= Provided data =
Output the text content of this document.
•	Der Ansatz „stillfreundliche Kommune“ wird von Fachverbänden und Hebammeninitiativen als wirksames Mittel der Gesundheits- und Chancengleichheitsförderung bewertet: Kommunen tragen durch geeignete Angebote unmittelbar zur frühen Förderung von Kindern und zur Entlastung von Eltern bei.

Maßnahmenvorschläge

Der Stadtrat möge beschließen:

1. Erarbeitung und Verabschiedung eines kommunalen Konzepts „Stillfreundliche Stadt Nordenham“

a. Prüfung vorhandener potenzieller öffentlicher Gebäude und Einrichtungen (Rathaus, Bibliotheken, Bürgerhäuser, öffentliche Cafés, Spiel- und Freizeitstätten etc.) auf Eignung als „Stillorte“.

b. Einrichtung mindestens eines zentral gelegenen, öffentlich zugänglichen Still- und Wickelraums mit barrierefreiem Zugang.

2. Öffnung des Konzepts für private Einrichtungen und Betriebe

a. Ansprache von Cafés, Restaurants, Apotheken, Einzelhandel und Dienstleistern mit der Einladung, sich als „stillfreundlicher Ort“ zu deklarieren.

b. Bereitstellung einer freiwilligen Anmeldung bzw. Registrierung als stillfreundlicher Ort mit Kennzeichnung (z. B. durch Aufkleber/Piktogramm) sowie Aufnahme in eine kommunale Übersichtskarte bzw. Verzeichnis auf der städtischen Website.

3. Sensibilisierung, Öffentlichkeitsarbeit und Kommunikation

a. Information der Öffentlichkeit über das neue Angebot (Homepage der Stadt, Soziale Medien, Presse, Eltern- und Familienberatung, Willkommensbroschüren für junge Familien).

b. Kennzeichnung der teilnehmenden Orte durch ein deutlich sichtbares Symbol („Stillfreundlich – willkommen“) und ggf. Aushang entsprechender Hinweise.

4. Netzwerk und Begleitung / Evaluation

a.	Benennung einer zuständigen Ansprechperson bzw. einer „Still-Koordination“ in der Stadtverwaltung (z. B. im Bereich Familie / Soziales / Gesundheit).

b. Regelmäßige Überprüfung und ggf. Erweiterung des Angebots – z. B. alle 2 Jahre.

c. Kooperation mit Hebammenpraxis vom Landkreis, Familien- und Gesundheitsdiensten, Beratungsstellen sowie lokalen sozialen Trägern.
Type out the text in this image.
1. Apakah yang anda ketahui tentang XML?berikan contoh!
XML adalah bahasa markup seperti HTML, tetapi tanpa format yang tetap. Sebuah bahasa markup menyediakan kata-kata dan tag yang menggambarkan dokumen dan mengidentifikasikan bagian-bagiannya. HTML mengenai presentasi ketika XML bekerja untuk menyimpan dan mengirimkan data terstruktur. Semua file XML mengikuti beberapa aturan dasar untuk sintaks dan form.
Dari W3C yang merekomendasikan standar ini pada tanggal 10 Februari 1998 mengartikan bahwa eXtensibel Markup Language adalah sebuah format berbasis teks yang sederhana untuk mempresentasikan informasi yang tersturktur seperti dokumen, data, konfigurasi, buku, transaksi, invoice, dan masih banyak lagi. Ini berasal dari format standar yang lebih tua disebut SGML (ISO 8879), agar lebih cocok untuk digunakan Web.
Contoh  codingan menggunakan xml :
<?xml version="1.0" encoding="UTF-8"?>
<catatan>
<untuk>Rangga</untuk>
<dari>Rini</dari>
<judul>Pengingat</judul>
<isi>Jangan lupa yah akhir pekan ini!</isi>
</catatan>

= What this task involves =
Nothing but the lines from the one with "Type out the text in this image." through the last line should be repeated, each exactly as it stands.

= Solution to this task =
Type out the text in this image.
1. Apakah yang anda ketahui tentang XML?berikan contoh!
XML adalah bahasa markup seperti HTML, tetapi tanpa format yang tetap. Sebuah bahasa markup menyediakan kata-kata dan tag yang menggambarkan dokumen dan mengidentifikasikan bagian-bagiannya. HTML mengenai presentasi ketika XML bekerja untuk menyimpan dan mengirimkan data terstruktur. Semua file XML mengikuti beberapa aturan dasar untuk sintaks dan form.
Dari W3C yang merekomendasikan standar ini pada tanggal 10 Februari 1998 mengartikan bahwa eXtensibel Markup Language adalah sebuah format berbasis teks yang sederhana untuk mempresentasikan informasi yang tersturktur seperti dokumen, data, konfigurasi, buku, transaksi, invoice, dan masih banyak lagi. Ini berasal dari format standar yang lebih tua disebut SGML (ISO 8879), agar lebih cocok untuk digunakan Web.
Contoh  codingan menggunakan xml :
<?xml version="1.0" encoding="UTF-8"?>
<catatan>
<untuk>Rangga</untuk>
<dari>Rini</dari>
<judul>Pengingat</judul>
<isi>Jangan lupa yah akhir pekan ini!</isi>
</catatan>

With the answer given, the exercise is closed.